**PROBLEM TO SOLVE:** Copy all lines that contain the word "Soil".

::::

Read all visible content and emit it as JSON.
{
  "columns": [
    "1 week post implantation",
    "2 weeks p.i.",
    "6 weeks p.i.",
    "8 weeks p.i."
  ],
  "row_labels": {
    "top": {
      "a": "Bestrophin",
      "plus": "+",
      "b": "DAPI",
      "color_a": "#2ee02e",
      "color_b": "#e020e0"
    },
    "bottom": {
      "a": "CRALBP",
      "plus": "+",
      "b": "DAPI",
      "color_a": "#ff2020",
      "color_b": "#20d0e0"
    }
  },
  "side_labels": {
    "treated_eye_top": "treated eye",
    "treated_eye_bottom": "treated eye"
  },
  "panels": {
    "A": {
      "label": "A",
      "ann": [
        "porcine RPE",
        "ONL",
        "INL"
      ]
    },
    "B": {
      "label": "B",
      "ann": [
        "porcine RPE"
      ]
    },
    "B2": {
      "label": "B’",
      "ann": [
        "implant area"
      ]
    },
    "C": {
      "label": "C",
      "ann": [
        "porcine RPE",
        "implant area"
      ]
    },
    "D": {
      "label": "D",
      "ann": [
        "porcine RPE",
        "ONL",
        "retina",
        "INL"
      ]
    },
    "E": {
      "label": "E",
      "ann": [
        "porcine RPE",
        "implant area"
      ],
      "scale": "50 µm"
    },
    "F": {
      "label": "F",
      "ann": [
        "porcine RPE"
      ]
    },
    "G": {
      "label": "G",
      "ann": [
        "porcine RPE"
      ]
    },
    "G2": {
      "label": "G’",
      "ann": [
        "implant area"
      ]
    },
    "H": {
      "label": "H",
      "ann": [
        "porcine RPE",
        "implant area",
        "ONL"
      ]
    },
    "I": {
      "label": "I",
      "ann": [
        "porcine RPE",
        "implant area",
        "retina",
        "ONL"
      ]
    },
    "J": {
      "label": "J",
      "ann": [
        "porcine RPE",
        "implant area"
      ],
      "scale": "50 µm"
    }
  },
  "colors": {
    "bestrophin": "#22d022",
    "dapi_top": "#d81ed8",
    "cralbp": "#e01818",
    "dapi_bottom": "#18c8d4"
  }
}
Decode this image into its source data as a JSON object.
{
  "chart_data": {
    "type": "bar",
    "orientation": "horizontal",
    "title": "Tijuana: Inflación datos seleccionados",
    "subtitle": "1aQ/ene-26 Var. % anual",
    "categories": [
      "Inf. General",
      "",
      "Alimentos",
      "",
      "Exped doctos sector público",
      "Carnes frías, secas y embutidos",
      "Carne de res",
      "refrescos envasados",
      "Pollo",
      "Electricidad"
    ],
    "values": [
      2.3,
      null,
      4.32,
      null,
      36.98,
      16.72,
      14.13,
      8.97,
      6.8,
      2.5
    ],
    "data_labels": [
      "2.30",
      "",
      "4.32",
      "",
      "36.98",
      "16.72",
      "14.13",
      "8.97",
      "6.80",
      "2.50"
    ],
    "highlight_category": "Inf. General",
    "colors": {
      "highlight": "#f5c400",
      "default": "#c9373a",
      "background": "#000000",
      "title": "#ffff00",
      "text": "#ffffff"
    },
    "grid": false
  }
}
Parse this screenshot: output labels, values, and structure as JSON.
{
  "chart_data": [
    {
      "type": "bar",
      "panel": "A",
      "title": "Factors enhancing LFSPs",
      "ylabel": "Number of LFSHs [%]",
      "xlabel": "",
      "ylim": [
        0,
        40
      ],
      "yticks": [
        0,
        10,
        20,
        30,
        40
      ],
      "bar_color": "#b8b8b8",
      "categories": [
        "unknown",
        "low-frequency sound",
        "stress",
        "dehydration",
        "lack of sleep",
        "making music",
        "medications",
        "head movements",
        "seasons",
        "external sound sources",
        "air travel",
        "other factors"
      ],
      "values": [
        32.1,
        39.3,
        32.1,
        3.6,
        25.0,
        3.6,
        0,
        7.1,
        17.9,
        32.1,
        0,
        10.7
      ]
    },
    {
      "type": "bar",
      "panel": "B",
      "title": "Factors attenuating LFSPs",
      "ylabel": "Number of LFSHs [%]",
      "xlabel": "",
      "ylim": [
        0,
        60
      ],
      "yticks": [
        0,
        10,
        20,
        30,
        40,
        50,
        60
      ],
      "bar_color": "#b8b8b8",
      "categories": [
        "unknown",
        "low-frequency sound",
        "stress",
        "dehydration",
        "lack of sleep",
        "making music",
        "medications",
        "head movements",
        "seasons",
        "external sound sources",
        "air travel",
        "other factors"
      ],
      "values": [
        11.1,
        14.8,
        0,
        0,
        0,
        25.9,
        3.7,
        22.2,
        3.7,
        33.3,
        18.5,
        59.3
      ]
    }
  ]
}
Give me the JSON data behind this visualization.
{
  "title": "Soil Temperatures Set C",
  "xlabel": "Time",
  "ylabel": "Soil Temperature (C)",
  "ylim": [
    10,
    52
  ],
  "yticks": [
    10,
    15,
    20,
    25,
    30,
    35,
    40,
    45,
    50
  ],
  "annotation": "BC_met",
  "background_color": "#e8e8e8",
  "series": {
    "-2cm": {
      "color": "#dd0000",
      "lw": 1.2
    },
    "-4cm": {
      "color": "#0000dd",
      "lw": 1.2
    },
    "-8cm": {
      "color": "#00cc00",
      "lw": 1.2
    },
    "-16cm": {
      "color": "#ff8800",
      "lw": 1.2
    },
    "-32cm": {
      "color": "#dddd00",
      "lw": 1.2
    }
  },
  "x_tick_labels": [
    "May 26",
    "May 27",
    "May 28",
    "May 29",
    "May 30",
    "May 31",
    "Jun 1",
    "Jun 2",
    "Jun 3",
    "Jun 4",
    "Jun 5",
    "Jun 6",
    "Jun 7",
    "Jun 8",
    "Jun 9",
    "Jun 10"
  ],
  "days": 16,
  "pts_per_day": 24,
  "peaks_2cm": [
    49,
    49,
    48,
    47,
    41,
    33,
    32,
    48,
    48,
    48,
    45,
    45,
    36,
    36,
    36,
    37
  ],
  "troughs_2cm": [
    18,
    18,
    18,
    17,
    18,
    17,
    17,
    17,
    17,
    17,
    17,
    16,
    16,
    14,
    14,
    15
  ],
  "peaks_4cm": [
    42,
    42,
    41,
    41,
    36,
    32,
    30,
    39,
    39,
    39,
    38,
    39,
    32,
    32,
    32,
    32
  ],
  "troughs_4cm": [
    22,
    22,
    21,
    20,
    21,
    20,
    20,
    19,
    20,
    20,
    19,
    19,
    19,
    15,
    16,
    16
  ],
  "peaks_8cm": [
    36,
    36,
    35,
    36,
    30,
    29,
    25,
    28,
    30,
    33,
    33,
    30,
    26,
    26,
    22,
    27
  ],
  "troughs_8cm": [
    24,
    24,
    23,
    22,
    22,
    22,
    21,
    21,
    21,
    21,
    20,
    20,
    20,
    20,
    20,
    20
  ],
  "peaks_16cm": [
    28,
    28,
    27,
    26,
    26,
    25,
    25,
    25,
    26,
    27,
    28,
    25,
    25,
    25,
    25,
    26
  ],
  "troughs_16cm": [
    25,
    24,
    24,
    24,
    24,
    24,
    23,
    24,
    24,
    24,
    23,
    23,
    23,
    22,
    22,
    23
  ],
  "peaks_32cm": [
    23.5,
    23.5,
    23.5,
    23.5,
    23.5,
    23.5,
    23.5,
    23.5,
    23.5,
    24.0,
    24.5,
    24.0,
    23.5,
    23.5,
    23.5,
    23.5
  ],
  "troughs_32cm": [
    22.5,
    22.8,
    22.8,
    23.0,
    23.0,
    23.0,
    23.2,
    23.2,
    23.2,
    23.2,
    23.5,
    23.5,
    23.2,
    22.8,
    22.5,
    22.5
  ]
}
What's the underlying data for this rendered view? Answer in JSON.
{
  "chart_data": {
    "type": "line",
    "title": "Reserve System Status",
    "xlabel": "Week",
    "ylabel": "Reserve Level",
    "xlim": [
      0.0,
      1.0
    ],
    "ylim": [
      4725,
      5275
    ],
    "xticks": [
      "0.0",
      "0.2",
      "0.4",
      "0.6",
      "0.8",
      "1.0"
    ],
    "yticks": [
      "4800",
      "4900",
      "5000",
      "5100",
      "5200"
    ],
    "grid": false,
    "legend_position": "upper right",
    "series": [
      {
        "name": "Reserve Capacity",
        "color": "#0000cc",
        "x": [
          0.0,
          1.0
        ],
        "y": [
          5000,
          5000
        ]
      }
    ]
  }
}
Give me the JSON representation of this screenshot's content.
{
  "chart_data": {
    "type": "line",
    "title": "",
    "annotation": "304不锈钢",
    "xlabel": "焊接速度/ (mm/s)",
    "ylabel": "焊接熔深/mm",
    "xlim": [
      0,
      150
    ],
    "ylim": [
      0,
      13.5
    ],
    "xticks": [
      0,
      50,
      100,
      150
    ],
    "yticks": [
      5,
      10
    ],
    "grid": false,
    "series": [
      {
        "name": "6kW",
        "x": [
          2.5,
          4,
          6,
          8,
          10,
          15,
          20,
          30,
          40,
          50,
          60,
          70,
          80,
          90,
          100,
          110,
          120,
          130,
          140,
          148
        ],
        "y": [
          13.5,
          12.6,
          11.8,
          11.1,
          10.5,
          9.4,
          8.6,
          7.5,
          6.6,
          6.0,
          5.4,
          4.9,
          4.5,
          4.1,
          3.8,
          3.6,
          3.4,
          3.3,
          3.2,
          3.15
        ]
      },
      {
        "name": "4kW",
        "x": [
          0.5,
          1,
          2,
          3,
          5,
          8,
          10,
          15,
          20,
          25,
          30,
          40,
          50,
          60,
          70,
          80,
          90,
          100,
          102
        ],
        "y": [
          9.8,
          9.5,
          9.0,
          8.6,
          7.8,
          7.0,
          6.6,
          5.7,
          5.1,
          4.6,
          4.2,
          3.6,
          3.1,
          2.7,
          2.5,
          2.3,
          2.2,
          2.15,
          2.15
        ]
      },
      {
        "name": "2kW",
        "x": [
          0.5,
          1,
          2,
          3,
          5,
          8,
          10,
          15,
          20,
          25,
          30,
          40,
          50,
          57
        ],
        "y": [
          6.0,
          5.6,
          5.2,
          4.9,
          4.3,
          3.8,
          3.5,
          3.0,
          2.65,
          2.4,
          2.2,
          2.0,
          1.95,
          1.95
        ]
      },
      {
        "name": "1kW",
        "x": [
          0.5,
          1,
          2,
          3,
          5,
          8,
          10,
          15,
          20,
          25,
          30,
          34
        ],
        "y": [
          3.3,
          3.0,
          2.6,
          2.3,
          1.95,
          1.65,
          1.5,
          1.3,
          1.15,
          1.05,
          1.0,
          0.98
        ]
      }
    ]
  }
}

::::

**WRITTEN RESPONSE:**
  "title": "Soil Temperatures Set C",
  "ylabel": "Soil Temperature (C)",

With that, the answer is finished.